- DIRECTIONS FOR THIS TASK:
Find and copy every line in the records that includes the string "marker".

- DATA EXTRACT:
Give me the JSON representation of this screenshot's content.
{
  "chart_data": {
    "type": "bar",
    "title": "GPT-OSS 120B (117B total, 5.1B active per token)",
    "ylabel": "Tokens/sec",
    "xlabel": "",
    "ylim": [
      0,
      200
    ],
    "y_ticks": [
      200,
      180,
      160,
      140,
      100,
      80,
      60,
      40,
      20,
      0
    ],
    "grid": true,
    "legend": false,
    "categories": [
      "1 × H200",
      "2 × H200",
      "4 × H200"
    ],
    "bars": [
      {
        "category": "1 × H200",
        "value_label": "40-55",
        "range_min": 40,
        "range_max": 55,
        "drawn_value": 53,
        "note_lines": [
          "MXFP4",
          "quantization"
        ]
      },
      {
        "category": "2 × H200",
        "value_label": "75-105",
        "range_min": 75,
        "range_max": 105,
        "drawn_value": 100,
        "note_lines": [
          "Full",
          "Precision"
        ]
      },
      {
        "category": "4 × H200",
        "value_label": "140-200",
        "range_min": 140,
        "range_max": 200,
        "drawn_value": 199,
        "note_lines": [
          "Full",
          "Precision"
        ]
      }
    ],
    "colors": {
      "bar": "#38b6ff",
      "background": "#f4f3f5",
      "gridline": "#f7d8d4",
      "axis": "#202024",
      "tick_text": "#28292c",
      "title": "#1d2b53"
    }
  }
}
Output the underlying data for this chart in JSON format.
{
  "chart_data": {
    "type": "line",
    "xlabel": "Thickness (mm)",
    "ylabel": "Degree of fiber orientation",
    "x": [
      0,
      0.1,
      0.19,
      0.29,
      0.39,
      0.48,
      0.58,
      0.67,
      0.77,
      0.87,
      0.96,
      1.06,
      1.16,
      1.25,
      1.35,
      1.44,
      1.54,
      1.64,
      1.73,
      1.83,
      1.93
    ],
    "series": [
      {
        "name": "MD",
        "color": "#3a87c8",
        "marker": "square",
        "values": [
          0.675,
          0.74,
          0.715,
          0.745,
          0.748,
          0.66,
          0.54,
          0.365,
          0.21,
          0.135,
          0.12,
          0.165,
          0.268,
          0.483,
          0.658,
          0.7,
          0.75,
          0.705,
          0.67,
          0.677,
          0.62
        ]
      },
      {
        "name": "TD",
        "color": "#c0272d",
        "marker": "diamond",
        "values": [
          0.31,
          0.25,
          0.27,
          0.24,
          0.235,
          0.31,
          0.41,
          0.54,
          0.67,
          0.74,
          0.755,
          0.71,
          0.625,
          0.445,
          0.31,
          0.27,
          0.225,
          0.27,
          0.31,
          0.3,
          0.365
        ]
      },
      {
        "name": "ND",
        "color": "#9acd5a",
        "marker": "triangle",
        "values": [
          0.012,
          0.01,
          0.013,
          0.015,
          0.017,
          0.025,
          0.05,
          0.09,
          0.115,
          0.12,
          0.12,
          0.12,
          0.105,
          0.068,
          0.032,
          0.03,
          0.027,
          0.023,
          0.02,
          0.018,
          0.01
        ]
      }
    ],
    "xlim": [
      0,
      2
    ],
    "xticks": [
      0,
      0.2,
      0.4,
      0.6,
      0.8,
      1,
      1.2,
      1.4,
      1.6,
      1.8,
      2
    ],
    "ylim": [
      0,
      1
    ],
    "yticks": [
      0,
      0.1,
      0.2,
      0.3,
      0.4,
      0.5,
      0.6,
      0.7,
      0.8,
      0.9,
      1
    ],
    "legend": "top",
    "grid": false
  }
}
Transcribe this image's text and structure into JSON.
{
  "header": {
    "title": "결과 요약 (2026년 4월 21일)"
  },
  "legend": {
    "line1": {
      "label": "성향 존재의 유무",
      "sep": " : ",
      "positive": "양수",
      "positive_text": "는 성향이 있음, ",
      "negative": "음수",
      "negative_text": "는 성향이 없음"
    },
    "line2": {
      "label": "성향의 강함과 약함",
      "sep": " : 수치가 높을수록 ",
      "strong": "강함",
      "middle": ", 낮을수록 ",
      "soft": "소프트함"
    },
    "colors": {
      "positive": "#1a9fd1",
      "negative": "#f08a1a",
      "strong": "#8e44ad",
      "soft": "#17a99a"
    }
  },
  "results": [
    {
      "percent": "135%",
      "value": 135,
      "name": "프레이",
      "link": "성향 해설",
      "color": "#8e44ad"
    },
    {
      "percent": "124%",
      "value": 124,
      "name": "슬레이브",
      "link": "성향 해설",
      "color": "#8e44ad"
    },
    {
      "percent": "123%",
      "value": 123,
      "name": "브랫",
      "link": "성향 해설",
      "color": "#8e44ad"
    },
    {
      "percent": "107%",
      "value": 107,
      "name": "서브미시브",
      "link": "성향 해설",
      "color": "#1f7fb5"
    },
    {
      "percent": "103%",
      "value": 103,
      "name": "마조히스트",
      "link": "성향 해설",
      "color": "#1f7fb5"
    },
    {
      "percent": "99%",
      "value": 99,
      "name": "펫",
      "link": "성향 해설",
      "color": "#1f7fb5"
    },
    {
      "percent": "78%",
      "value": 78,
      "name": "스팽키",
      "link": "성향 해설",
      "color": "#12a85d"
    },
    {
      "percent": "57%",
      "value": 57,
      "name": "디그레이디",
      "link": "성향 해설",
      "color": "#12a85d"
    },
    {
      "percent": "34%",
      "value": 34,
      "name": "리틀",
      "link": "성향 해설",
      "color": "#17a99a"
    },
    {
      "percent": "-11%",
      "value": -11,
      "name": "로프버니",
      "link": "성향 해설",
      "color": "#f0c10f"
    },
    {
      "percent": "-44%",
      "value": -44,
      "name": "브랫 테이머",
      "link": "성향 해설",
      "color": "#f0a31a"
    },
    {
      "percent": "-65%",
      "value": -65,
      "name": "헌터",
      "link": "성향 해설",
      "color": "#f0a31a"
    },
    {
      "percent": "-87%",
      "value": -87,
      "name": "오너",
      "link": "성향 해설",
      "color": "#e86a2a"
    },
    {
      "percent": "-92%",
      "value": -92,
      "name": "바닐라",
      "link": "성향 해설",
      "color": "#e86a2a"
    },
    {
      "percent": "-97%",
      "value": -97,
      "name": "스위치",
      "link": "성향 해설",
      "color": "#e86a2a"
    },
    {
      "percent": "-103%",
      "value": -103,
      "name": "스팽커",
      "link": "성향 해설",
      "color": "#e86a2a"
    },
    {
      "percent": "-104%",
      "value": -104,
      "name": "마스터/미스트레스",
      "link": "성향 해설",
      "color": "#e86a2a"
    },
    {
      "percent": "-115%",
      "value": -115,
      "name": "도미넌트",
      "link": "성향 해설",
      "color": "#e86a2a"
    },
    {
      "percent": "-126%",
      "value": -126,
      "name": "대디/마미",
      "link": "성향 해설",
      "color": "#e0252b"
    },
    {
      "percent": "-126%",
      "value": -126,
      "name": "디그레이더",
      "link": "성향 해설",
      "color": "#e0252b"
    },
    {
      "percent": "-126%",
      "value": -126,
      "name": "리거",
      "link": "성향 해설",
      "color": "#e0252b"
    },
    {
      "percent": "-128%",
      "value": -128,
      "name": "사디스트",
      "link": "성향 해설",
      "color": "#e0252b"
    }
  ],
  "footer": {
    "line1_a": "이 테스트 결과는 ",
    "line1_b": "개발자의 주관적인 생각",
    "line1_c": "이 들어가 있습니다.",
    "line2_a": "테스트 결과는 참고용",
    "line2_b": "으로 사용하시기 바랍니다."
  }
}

- ANSWER BELOW:
        "marker": "square",
        "marker": "diamond",
        "marker": "triangle",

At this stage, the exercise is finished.